RECORDS PROVIDED —
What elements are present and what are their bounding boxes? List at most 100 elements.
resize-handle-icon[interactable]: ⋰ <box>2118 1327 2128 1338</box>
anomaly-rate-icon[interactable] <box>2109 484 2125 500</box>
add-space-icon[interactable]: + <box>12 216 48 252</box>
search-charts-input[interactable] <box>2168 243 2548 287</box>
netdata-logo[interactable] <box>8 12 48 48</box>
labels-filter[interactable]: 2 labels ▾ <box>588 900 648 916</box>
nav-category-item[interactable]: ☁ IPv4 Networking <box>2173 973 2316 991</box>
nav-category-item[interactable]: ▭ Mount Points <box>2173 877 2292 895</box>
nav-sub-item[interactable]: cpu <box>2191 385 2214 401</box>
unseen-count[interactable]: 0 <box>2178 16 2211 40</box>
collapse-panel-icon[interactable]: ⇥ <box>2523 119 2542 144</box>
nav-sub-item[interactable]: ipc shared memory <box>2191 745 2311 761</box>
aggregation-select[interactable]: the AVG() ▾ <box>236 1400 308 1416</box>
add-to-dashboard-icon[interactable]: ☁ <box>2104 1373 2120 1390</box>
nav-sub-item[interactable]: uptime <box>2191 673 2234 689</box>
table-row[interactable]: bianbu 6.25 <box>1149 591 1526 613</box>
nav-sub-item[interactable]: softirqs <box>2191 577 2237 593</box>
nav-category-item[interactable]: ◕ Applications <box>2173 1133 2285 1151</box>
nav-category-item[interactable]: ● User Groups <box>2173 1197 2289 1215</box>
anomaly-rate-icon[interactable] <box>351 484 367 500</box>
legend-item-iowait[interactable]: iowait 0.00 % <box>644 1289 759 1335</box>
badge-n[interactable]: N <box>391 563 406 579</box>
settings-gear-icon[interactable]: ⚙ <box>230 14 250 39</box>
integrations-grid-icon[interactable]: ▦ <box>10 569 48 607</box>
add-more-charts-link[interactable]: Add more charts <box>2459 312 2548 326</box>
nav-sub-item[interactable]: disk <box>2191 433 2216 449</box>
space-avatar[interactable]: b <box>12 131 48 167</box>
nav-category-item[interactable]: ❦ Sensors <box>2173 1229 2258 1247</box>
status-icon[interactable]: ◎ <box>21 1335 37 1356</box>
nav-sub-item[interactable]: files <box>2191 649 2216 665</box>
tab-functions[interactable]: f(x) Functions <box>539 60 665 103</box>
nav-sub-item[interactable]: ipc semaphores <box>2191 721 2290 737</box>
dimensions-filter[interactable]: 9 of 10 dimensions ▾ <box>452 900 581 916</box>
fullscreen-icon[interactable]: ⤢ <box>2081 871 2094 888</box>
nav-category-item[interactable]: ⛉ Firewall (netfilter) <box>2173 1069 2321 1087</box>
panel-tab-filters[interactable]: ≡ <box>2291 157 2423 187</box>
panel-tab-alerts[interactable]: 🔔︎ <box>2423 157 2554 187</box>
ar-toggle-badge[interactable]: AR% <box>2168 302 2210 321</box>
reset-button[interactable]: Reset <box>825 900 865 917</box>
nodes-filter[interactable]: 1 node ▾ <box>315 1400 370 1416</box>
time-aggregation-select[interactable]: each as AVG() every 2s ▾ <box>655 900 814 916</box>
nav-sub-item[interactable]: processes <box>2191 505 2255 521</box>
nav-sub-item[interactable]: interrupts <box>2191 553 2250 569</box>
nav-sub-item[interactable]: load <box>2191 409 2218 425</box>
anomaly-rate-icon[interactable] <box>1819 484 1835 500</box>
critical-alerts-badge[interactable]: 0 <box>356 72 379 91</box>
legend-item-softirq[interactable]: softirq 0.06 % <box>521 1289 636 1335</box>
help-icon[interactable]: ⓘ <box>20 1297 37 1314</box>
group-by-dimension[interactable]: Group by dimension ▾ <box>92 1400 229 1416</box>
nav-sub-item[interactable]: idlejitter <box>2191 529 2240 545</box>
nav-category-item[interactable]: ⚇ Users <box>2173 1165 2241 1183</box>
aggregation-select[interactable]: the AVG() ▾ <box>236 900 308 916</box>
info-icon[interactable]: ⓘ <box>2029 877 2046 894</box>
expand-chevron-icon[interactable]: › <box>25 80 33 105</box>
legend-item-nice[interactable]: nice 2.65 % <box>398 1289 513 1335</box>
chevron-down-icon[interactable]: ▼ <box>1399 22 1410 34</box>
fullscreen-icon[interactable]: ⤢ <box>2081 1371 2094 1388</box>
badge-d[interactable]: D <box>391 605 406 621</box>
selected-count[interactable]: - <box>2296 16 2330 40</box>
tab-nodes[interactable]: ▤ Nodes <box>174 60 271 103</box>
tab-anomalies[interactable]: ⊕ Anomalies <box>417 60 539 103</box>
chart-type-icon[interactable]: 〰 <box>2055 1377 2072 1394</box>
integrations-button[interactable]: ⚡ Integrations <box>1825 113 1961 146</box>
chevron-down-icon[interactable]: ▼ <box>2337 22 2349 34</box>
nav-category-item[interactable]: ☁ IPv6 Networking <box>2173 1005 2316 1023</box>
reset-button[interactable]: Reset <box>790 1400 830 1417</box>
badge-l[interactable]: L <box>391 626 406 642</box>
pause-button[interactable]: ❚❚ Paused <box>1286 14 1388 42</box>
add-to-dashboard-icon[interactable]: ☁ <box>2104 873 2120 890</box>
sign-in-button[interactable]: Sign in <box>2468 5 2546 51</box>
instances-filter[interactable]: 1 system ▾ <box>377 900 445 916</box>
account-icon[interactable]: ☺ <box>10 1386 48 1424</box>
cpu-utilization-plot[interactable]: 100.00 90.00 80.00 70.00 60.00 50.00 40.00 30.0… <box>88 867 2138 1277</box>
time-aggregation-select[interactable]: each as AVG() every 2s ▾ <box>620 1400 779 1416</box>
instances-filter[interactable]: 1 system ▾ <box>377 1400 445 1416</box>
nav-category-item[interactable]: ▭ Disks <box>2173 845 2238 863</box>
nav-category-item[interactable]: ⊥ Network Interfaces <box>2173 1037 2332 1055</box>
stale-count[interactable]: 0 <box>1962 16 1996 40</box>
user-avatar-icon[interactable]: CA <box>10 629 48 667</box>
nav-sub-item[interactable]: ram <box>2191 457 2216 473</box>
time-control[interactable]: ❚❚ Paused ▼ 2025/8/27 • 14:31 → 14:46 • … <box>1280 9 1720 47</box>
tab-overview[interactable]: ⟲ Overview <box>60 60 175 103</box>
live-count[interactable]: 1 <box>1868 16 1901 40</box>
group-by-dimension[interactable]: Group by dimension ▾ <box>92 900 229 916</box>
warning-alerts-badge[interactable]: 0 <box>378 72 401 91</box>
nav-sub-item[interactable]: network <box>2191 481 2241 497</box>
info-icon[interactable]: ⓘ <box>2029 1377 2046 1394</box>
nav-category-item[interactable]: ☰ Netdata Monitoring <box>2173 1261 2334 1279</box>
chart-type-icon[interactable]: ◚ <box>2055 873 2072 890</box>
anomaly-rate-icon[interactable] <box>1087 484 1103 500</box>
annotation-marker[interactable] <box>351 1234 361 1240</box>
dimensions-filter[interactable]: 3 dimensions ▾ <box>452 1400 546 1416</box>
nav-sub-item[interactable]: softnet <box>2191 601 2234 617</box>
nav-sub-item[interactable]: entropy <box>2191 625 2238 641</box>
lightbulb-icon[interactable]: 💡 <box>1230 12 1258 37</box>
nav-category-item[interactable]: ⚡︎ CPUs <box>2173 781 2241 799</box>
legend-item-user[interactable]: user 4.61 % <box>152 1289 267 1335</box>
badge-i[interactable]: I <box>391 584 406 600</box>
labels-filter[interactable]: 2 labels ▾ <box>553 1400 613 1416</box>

WHAT THE TASK REQUIRES — Copy the material above word for word, from its first line through the line containing "nav-category-item[interactable]: ☁ IPv4", both included.

ANSWER TO THE PROBLEM —
What elements are present and what are their bounding boxes? List at most 100 elements.
resize-handle-icon[interactable]: ⋰ <box>2118 1327 2128 1338</box>
anomaly-rate-icon[interactable] <box>2109 484 2125 500</box>
add-space-icon[interactable]: + <box>12 216 48 252</box>
search-charts-input[interactable] <box>2168 243 2548 287</box>
netdata-logo[interactable] <box>8 12 48 48</box>
labels-filter[interactable]: 2 labels ▾ <box>588 900 648 916</box>
nav-category-item[interactable]: ☁ IPv4 Networking <box>2173 973 2316 991</box>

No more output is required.